*Set task*:
Write out each line in which the string "image" is present.

▬▬▬▬▬▬▬▬▬▬

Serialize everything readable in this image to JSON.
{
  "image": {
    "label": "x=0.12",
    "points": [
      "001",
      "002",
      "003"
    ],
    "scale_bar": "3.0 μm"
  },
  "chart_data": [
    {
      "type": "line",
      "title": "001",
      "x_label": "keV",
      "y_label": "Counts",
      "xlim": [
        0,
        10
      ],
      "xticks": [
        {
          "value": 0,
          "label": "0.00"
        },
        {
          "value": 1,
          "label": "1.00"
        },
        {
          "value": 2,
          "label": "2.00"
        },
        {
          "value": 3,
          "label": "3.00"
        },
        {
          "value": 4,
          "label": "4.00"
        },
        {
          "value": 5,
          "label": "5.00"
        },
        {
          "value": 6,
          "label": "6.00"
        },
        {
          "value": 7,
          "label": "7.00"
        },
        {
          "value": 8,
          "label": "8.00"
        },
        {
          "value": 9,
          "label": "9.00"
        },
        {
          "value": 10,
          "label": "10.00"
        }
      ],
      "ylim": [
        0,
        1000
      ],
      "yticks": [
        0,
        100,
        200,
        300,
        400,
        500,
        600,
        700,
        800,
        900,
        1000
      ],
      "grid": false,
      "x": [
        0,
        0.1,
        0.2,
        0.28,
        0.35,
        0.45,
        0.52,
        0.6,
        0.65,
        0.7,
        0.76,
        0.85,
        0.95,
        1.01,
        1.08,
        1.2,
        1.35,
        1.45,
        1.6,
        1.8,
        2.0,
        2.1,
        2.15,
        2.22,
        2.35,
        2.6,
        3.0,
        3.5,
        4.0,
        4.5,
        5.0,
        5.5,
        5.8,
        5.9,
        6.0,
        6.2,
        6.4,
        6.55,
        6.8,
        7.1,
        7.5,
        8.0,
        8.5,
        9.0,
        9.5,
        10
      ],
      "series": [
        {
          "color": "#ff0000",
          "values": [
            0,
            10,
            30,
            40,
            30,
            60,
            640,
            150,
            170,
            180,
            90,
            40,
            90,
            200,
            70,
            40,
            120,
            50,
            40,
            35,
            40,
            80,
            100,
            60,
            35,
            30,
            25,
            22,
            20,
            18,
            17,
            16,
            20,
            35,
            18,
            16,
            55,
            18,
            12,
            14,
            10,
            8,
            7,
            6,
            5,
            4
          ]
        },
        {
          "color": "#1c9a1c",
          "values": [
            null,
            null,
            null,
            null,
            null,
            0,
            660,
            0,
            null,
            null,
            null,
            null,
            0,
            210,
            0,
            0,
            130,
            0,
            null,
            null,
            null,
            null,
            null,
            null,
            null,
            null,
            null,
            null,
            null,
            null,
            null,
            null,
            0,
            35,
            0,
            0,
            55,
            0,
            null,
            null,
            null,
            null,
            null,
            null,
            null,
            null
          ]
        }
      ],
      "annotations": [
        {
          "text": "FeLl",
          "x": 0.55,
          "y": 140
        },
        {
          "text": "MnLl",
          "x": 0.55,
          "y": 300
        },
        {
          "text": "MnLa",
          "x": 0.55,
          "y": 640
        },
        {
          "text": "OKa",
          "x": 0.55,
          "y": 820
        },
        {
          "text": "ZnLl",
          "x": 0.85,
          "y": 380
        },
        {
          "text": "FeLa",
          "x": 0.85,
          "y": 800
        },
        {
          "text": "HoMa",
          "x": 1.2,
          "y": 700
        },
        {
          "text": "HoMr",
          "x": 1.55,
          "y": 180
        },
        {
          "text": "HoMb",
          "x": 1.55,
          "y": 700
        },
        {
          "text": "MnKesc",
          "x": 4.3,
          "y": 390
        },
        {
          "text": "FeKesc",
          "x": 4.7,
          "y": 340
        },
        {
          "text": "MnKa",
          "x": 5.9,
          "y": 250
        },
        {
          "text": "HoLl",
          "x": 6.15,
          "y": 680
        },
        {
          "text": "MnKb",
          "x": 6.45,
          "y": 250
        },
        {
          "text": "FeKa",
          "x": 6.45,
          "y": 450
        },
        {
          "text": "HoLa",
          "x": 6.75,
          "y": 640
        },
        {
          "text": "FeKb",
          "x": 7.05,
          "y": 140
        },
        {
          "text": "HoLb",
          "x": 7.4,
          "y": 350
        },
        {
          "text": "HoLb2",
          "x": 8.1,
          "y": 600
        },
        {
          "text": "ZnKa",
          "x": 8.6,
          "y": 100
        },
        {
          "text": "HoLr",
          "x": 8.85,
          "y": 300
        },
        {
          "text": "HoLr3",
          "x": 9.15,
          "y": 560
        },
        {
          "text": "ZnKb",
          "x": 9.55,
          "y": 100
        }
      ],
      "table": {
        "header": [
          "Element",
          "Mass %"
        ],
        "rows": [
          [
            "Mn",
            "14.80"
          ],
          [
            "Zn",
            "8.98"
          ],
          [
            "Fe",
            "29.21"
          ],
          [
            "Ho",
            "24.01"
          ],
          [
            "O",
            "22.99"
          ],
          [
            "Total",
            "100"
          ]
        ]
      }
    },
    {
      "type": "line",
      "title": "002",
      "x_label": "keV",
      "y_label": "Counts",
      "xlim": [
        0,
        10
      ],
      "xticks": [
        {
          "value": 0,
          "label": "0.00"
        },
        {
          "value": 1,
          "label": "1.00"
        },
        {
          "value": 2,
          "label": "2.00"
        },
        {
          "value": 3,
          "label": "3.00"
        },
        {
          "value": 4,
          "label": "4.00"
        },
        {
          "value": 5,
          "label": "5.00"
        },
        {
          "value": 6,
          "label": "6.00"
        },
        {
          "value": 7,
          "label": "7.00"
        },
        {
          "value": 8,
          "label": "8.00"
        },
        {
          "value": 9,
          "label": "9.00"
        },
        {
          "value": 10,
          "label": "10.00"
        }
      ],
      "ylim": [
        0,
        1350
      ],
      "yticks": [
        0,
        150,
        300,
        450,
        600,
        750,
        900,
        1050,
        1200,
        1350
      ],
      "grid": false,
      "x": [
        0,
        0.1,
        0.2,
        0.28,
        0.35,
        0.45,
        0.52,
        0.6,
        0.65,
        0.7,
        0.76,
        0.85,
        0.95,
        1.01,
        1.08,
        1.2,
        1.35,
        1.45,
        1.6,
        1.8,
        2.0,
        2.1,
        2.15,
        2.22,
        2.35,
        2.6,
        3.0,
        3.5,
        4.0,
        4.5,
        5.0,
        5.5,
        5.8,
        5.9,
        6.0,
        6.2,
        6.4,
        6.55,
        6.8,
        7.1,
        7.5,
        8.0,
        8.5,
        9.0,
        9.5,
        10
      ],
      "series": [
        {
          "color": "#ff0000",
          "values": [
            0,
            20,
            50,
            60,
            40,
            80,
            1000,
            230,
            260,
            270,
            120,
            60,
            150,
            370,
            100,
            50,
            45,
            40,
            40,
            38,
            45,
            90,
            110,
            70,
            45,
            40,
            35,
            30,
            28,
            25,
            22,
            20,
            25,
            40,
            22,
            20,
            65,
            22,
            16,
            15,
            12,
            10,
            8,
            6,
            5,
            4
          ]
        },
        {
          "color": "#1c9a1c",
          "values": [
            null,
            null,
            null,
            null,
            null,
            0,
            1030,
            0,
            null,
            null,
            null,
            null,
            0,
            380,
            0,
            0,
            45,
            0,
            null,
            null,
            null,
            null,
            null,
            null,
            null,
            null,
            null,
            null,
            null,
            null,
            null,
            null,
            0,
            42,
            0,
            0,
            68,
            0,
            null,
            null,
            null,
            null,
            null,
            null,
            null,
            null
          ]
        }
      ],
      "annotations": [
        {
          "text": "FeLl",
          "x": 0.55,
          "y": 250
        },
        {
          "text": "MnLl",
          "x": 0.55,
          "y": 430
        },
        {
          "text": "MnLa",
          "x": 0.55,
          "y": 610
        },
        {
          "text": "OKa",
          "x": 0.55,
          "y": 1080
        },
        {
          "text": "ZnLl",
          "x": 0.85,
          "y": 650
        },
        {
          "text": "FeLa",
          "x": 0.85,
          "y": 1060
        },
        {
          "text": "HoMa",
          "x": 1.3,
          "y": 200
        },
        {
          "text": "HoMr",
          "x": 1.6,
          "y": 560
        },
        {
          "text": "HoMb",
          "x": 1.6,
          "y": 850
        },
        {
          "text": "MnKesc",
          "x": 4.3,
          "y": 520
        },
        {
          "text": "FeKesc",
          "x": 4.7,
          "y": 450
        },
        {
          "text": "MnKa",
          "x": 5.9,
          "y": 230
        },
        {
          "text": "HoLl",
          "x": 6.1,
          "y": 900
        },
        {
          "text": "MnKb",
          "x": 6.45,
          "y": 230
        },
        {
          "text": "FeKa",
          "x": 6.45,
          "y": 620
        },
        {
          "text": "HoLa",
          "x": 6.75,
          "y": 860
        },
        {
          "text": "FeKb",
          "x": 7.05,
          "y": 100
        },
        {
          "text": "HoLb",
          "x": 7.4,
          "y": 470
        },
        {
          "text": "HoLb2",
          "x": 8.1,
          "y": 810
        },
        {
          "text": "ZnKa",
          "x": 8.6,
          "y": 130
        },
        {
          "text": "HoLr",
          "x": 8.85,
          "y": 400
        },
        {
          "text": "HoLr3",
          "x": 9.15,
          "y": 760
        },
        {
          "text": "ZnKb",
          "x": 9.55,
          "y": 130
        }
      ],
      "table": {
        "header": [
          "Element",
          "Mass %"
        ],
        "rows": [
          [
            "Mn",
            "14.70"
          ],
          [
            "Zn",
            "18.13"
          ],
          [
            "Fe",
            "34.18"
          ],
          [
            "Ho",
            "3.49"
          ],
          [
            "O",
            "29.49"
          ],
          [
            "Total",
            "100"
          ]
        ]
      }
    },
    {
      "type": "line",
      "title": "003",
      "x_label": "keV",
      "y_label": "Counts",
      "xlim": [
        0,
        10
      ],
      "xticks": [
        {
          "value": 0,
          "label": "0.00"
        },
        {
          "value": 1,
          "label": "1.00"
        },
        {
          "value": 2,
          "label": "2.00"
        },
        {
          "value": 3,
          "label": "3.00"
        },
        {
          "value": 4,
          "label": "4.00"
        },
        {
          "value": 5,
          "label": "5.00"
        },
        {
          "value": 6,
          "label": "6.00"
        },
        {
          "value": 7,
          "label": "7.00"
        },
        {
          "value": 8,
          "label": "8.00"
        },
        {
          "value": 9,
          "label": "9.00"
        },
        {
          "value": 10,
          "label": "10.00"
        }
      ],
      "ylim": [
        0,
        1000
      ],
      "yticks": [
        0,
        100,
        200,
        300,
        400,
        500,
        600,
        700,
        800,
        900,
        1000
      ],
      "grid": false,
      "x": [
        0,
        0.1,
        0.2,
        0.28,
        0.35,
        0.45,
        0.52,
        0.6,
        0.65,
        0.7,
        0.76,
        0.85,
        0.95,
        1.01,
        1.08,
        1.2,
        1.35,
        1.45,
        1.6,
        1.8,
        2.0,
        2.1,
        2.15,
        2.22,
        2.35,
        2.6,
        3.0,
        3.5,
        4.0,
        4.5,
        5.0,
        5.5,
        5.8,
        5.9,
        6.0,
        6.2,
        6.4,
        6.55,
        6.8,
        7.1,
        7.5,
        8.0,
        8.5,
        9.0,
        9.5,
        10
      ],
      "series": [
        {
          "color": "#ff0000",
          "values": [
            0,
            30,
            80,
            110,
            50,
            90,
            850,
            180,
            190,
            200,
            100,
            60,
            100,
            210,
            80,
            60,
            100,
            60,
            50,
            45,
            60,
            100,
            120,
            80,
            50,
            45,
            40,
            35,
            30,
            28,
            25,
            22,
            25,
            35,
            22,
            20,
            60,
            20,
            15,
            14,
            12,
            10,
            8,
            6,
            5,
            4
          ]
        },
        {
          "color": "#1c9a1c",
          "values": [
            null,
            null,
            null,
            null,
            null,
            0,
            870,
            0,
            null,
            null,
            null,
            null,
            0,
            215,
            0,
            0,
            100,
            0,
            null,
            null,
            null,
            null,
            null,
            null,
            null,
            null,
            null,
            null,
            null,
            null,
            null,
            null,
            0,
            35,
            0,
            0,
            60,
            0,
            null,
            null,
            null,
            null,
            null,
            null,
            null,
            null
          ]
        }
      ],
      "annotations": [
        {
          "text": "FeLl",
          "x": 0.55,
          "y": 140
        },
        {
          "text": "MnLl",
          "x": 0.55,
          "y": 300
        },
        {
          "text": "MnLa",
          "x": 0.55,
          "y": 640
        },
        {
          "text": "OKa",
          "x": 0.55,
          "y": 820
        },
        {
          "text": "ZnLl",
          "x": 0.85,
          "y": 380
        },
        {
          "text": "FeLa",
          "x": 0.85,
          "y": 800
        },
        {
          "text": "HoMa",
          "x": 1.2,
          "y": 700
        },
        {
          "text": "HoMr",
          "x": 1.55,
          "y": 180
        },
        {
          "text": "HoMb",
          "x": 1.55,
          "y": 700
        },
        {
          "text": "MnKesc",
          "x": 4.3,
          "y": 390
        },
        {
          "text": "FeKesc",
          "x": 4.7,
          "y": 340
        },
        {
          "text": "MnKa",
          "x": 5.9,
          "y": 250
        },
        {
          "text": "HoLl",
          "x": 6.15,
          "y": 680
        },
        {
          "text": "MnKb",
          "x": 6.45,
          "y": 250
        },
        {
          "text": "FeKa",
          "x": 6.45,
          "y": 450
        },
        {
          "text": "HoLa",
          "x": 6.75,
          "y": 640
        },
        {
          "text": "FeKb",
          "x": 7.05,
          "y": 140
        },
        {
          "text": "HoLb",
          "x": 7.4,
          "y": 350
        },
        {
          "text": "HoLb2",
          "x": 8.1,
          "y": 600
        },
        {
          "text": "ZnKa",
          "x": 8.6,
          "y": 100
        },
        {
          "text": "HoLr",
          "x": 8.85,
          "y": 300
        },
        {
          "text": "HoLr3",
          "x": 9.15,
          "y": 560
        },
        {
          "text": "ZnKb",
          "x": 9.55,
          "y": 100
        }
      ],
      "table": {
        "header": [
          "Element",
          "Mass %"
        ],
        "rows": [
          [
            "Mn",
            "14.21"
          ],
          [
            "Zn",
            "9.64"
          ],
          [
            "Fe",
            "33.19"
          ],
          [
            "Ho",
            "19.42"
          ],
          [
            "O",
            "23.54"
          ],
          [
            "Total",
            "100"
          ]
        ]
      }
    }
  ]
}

▬▬▬▬▬▬▬▬▬▬

*Response to the task*:
Serialize everything readable in this image to JSON.
  "image": {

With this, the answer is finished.